Written problem —
Print the records below word for word, but leave out the pictures.

Records
■ ■ ■
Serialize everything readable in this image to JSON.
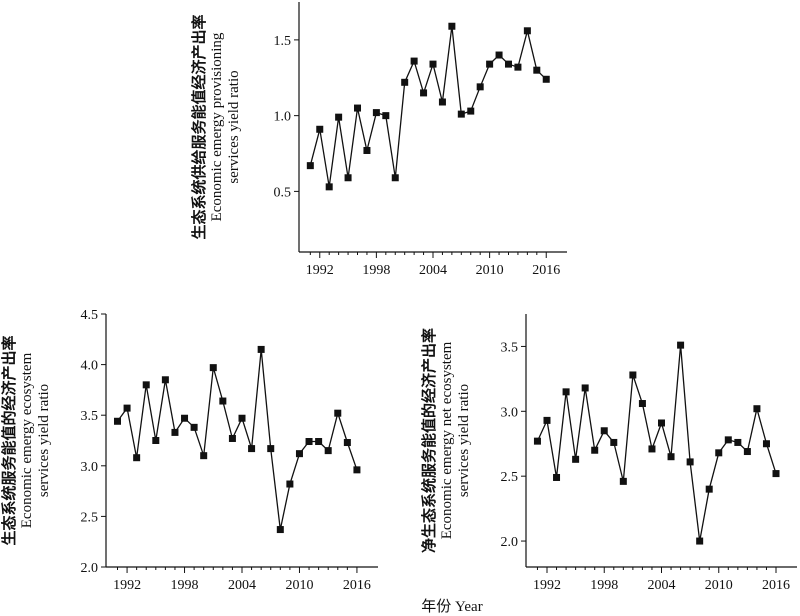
{
  "figure": {
    "x_title": "年份 Year"
  },
  "chart_data": [
    {
      "type": "line",
      "ylabel_lines": [
        "生态系统供给服务能值经济产出率",
        "Economic emergy provisioning",
        "services yield ratio"
      ],
      "xlabel": "",
      "x_ticks": [
        1992,
        1998,
        2004,
        2010,
        2016
      ],
      "y_ticks": [
        0.5,
        1.0,
        1.5
      ],
      "y_tick_labels": [
        "0.5",
        "1.0",
        "1.5"
      ],
      "xlim": [
        1989.8,
        2018.2
      ],
      "ylim": [
        0.1,
        1.75
      ],
      "x": [
        1991,
        1992,
        1993,
        1994,
        1995,
        1996,
        1997,
        1998,
        1999,
        2000,
        2001,
        2002,
        2003,
        2004,
        2005,
        2006,
        2007,
        2008,
        2009,
        2010,
        2011,
        2012,
        2013,
        2014,
        2015,
        2016
      ],
      "series": [
        {
          "values": [
            0.67,
            0.91,
            0.53,
            0.99,
            0.59,
            1.05,
            0.77,
            1.02,
            1.0,
            0.59,
            1.22,
            1.36,
            1.15,
            1.34,
            1.09,
            1.59,
            1.01,
            1.03,
            1.19,
            1.34,
            1.4,
            1.34,
            1.32,
            1.56,
            1.3,
            1.24
          ]
        }
      ]
    },
    {
      "type": "line",
      "ylabel_lines": [
        "生态系统服务能值的经济产出率",
        "Economic emergy ecosystem",
        "services yield ratio"
      ],
      "xlabel": "",
      "x_ticks": [
        1992,
        1998,
        2004,
        2010,
        2016
      ],
      "y_ticks": [
        2.0,
        2.5,
        3.0,
        3.5,
        4.0,
        4.5
      ],
      "y_tick_labels": [
        "2.0",
        "2.5",
        "3.0",
        "3.5",
        "4.0",
        "4.5"
      ],
      "xlim": [
        1989.8,
        2018.2
      ],
      "ylim": [
        2.0,
        4.5
      ],
      "x": [
        1991,
        1992,
        1993,
        1994,
        1995,
        1996,
        1997,
        1998,
        1999,
        2000,
        2001,
        2002,
        2003,
        2004,
        2005,
        2006,
        2007,
        2008,
        2009,
        2010,
        2011,
        2012,
        2013,
        2014,
        2015,
        2016
      ],
      "series": [
        {
          "values": [
            3.44,
            3.57,
            3.08,
            3.8,
            3.25,
            3.85,
            3.33,
            3.47,
            3.38,
            3.1,
            3.97,
            3.64,
            3.27,
            3.47,
            3.17,
            4.15,
            3.17,
            2.37,
            2.82,
            3.12,
            3.24,
            3.24,
            3.15,
            3.52,
            3.23,
            2.96
          ]
        }
      ]
    },
    {
      "type": "line",
      "ylabel_lines": [
        "净生态系统服务能值的经济产出率",
        "Economic emergy net ecosystem",
        "services yield ratio"
      ],
      "xlabel": "",
      "x_ticks": [
        1992,
        1998,
        2004,
        2010,
        2016
      ],
      "y_ticks": [
        2.0,
        2.5,
        3.0,
        3.5
      ],
      "y_tick_labels": [
        "2.0",
        "2.5",
        "3.0",
        "3.5"
      ],
      "xlim": [
        1989.8,
        2018.2
      ],
      "ylim": [
        1.8,
        3.75
      ],
      "x": [
        1991,
        1992,
        1993,
        1994,
        1995,
        1996,
        1997,
        1998,
        1999,
        2000,
        2001,
        2002,
        2003,
        2004,
        2005,
        2006,
        2007,
        2008,
        2009,
        2010,
        2011,
        2012,
        2013,
        2014,
        2015,
        2016
      ],
      "series": [
        {
          "values": [
            2.77,
            2.93,
            2.49,
            3.15,
            2.63,
            3.18,
            2.7,
            2.85,
            2.76,
            2.46,
            3.28,
            3.06,
            2.71,
            2.91,
            2.65,
            3.51,
            2.61,
            2.0,
            2.4,
            2.68,
            2.78,
            2.76,
            2.69,
            3.02,
            2.75,
            2.52
          ]
        }
      ]
    }
  ]
}
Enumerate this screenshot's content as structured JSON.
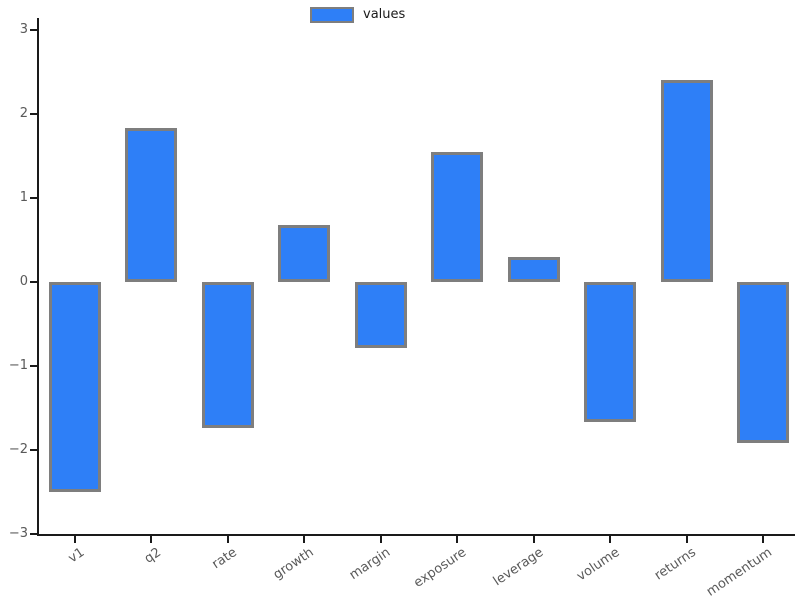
{
  "figure": {
    "background": "#ffffff"
  },
  "chart_data": {
    "type": "bar",
    "title": "",
    "xlabel": "",
    "ylabel": "",
    "legend": "values",
    "legend_position": "top-center",
    "categories": [
      "v1",
      "q2",
      "rate",
      "growth",
      "margin",
      "exposure",
      "leverage",
      "volume",
      "returns",
      "momentum"
    ],
    "values": [
      -2.5,
      1.83,
      -1.74,
      0.68,
      -0.79,
      1.55,
      0.3,
      -1.67,
      2.4,
      -1.92
    ],
    "yticks": [
      3,
      2,
      1,
      0,
      -1,
      -2,
      -3
    ],
    "ylim": [
      -3.0,
      3.1
    ],
    "grid": false,
    "x_label_rotation_deg": 34,
    "bar_color": "#2E7FF7",
    "bar_edge_color": "#7E7E7E",
    "tick_label_color": "#595959",
    "axis_color": "#1a1a1a"
  }
}
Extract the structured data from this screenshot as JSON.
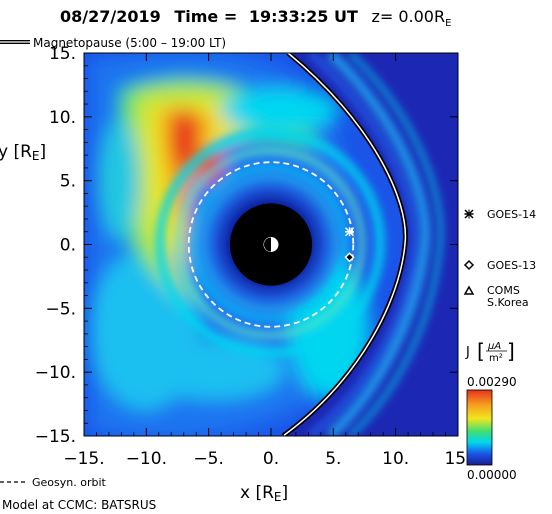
{
  "chart_data": {
    "type": "heatmap",
    "title_date": "08/27/2019",
    "title_time_label": "Time =",
    "title_time": "19:33:25 UT",
    "title_z": "z= 0.00R",
    "title_z_sub": "E",
    "xlabel": "x [R",
    "xlabel_sub": "E",
    "xlabel_end": "]",
    "ylabel": "y [R",
    "ylabel_sub": "E",
    "ylabel_end": "]",
    "xlim": [
      -15,
      15
    ],
    "ylim": [
      -15,
      15
    ],
    "x_ticks": [
      -15,
      -10,
      -5,
      0,
      5,
      10,
      15
    ],
    "x_tick_labels": [
      "−15.",
      "−10.",
      "−5.",
      "0.",
      "5.",
      "10.",
      "15."
    ],
    "y_ticks": [
      15,
      10,
      5,
      0,
      -5,
      -10,
      -15
    ],
    "y_tick_labels": [
      "15.",
      "10.",
      "5.",
      "0.",
      "−5.",
      "−10.",
      "−15."
    ],
    "earth_radius_re": 3.3,
    "geosync_radius_re": 6.6,
    "legend_magnetopause": "Magnetopause (5:00 – 19:00 LT)",
    "legend_geosync": "Geosyn. orbit",
    "model_text": "Model at CCMC: BATSRUS",
    "colorbar": {
      "label": "J",
      "unit_num": "μA",
      "unit_den": "m²",
      "max_label": "0.00290",
      "min_label": "0.00000",
      "max": 0.0029,
      "min": 0.0
    },
    "satellites": [
      {
        "name": "GOES-14",
        "x": 6.3,
        "y": 1.0,
        "marker": "star"
      },
      {
        "name": "GOES-13",
        "x": 6.3,
        "y": -1.0,
        "marker": "diamond"
      },
      {
        "name": "COMS",
        "name2": "S.Korea",
        "x": null,
        "y": null,
        "marker": "triangle"
      }
    ],
    "colors": {
      "background_low": "#1a55e8",
      "ring_cyan": "#00d6f0",
      "peak_red": "#e8321e",
      "yellow": "#f0e61e",
      "outer_dark": "#1c28b4"
    }
  }
}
■ ■ ■
Answer below —
Serialize everything readable in this image to JSON.
{
  "figure": {
    "x_title": "年份 Year"
  },
  "chart_data": [
    {
      "type": "line",
      "ylabel_lines": [
        "生态系统供给服务能值经济产出率",
        "Economic emergy provisioning",
        "services yield ratio"
      ],
      "xlabel": "",
      "x_ticks": [
        1992,
        1998,
        2004,
        2010,
        2016
      ],
      "y_ticks": [
        0.5,
        1.0,
        1.5
      ],
      "y_tick_labels": [
        "0.5",
        "1.0",
        "1.5"
      ],
      "xlim": [
        1989.8,
        2018.2
      ],
      "ylim": [
        0.1,
        1.75
      ],
      "x": [
        1991,
        1992,
        1993,
        1994,
        1995,
        1996,
        1997,
        1998,
        1999,
        2000,
        2001,
        2002,
        2003,
        2004,
        2005,
        2006,
        2007,
        2008,
        2009,
        2010,
        2011,
        2012,
        2013,
        2014,
        2015,
        2016
      ],
      "series": [
        {
          "values": [
            0.67,
            0.91,
            0.53,
            0.99,
            0.59,
            1.05,
            0.77,
            1.02,
            1.0,
            0.59,
            1.22,
            1.36,
            1.15,
            1.34,
            1.09,
            1.59,
            1.01,
            1.03,
            1.19,
            1.34,
            1.4,
            1.34,
            1.32,
            1.56,
            1.3,
            1.24
          ]
        }
      ]
    },
    {
      "type": "line",
      "ylabel_lines": [
        "生态系统服务能值的经济产出率",
        "Economic emergy ecosystem",
        "services yield ratio"
      ],
      "xlabel": "",
      "x_ticks": [
        1992,
        1998,
        2004,
        2010,
        2016
      ],
      "y_ticks": [
        2.0,
        2.5,
        3.0,
        3.5,
        4.0,
        4.5
      ],
      "y_tick_labels": [
        "2.0",
        "2.5",
        "3.0",
        "3.5",
        "4.0",
        "4.5"
      ],
      "xlim": [
        1989.8,
        2018.2
      ],
      "ylim": [
        2.0,
        4.5
      ],
      "x": [
        1991,
        1992,
        1993,
        1994,
        1995,
        1996,
        1997,
        1998,
        1999,
        2000,
        2001,
        2002,
        2003,
        2004,
        2005,
        2006,
        2007,
        2008,
        2009,
        2010,
        2011,
        2012,
        2013,
        2014,
        2015,
        2016
      ],
      "series": [
        {
          "values": [
            3.44,
            3.57,
            3.08,
            3.8,
            3.25,
            3.85,
            3.33,
            3.47,
            3.38,
            3.1,
            3.97,
            3.64,
            3.27,
            3.47,
            3.17,
            4.15,
            3.17,
            2.37,
            2.82,
            3.12,
            3.24,
            3.24,
            3.15,
            3.52,
            3.23,
            2.96
          ]
        }
      ]
    },
    {
      "type": "line",
      "ylabel_lines": [
        "净生态系统服务能值的经济产出率",
        "Economic emergy net ecosystem",
        "services yield ratio"
      ],
      "xlabel": "",
      "x_ticks": [
        1992,
        1998,
        2004,
        2010,
        2016
      ],
      "y_ticks": [
        2.0,
        2.5,
        3.0,
        3.5
      ],
      "y_tick_labels": [
        "2.0",
        "2.5",
        "3.0",
        "3.5"
      ],
      "xlim": [
        1989.8,
        2018.2
      ],
      "ylim": [
        1.8,
        3.75
      ],
      "x": [
        1991,
        1992,
        1993,
        1994,
        1995,
        1996,
        1997,
        1998,
        1999,
        2000,
        2001,
        2002,
        2003,
        2004,
        2005,
        2006,
        2007,
        2008,
        2009,
        2010,
        2011,
        2012,
        2013,
        2014,
        2015,
        2016
      ],
      "series": [
        {
          "values": [
            2.77,
            2.93,
            2.49,
            3.15,
            2.63,
            3.18,
            2.7,
            2.85,
            2.76,
            2.46,
            3.28,
            3.06,
            2.71,
            2.91,
            2.65,
            3.51,
            2.61,
            2.0,
            2.4,
            2.68,
            2.78,
            2.76,
            2.69,
            3.02,
            2.75,
            2.52
          ]
        }
      ]
    }
  ]
}
Enumerate this screenshot's content as structured JSON.
{
  "figure": {
    "background": "#ffffff"
  },
  "chart_data": {
    "type": "bar",
    "title": "",
    "xlabel": "",
    "ylabel": "",
    "legend": "values",
    "legend_position": "top-center",
    "categories": [
      "v1",
      "q2",
      "rate",
      "growth",
      "margin",
      "exposure",
      "leverage",
      "volume",
      "returns",
      "momentum"
    ],
    "values": [
      -2.5,
      1.83,
      -1.74,
      0.68,
      -0.79,
      1.55,
      0.3,
      -1.67,
      2.4,
      -1.92
    ],
    "yticks": [
      3,
      2,
      1,
      0,
      -1,
      -2,
      -3
    ],
    "ylim": [
      -3.0,
      3.1
    ],
    "grid": false,
    "x_label_rotation_deg": 34,
    "bar_color": "#2E7FF7",
    "bar_edge_color": "#7E7E7E",
    "tick_label_color": "#595959",
    "axis_color": "#1a1a1a"
  }
}
Extract the structured data from this screenshot as JSON.
{
  "chart_data": {
    "type": "heatmap",
    "title_date": "08/27/2019",
    "title_time_label": "Time =",
    "title_time": "19:33:25 UT",
    "title_z": "z= 0.00R",
    "title_z_sub": "E",
    "xlabel": "x [R",
    "xlabel_sub": "E",
    "xlabel_end": "]",
    "ylabel": "y [R",
    "ylabel_sub": "E",
    "ylabel_end": "]",
    "xlim": [
      -15,
      15
    ],
    "ylim": [
      -15,
      15
    ],
    "x_ticks": [
      -15,
      -10,
      -5,
      0,
      5,
      10,
      15
    ],
    "x_tick_labels": [
      "−15.",
      "−10.",
      "−5.",
      "0.",
      "5.",
      "10.",
      "15."
    ],
    "y_ticks": [
      15,
      10,
      5,
      0,
      -5,
      -10,
      -15
    ],
    "y_tick_labels": [
      "15.",
      "10.",
      "5.",
      "0.",
      "−5.",
      "−10.",
      "−15."
    ],
    "earth_radius_re": 3.3,
    "geosync_radius_re": 6.6,
    "legend_magnetopause": "Magnetopause (5:00 – 19:00 LT)",
    "legend_geosync": "Geosyn. orbit",
    "model_text": "Model at CCMC: BATSRUS",
    "colorbar": {
      "label": "J",
      "unit_num": "μA",
      "unit_den": "m²",
      "max_label": "0.00290",
      "min_label": "0.00000",
      "max": 0.0029,
      "min": 0.0
    },
    "satellites": [
      {
        "name": "GOES-14",
        "x": 6.3,
        "y": 1.0,
        "marker": "star"
      },
      {
        "name": "GOES-13",
        "x": 6.3,
        "y": -1.0,
        "marker": "diamond"
      },
      {
        "name": "COMS",
        "name2": "S.Korea",
        "x": null,
        "y": null,
        "marker": "triangle"
      }
    ],
    "colors": {
      "background_low": "#1a55e8",
      "ring_cyan": "#00d6f0",
      "peak_red": "#e8321e",
      "yellow": "#f0e61e",
      "outer_dark": "#1c28b4"
    }
  }
}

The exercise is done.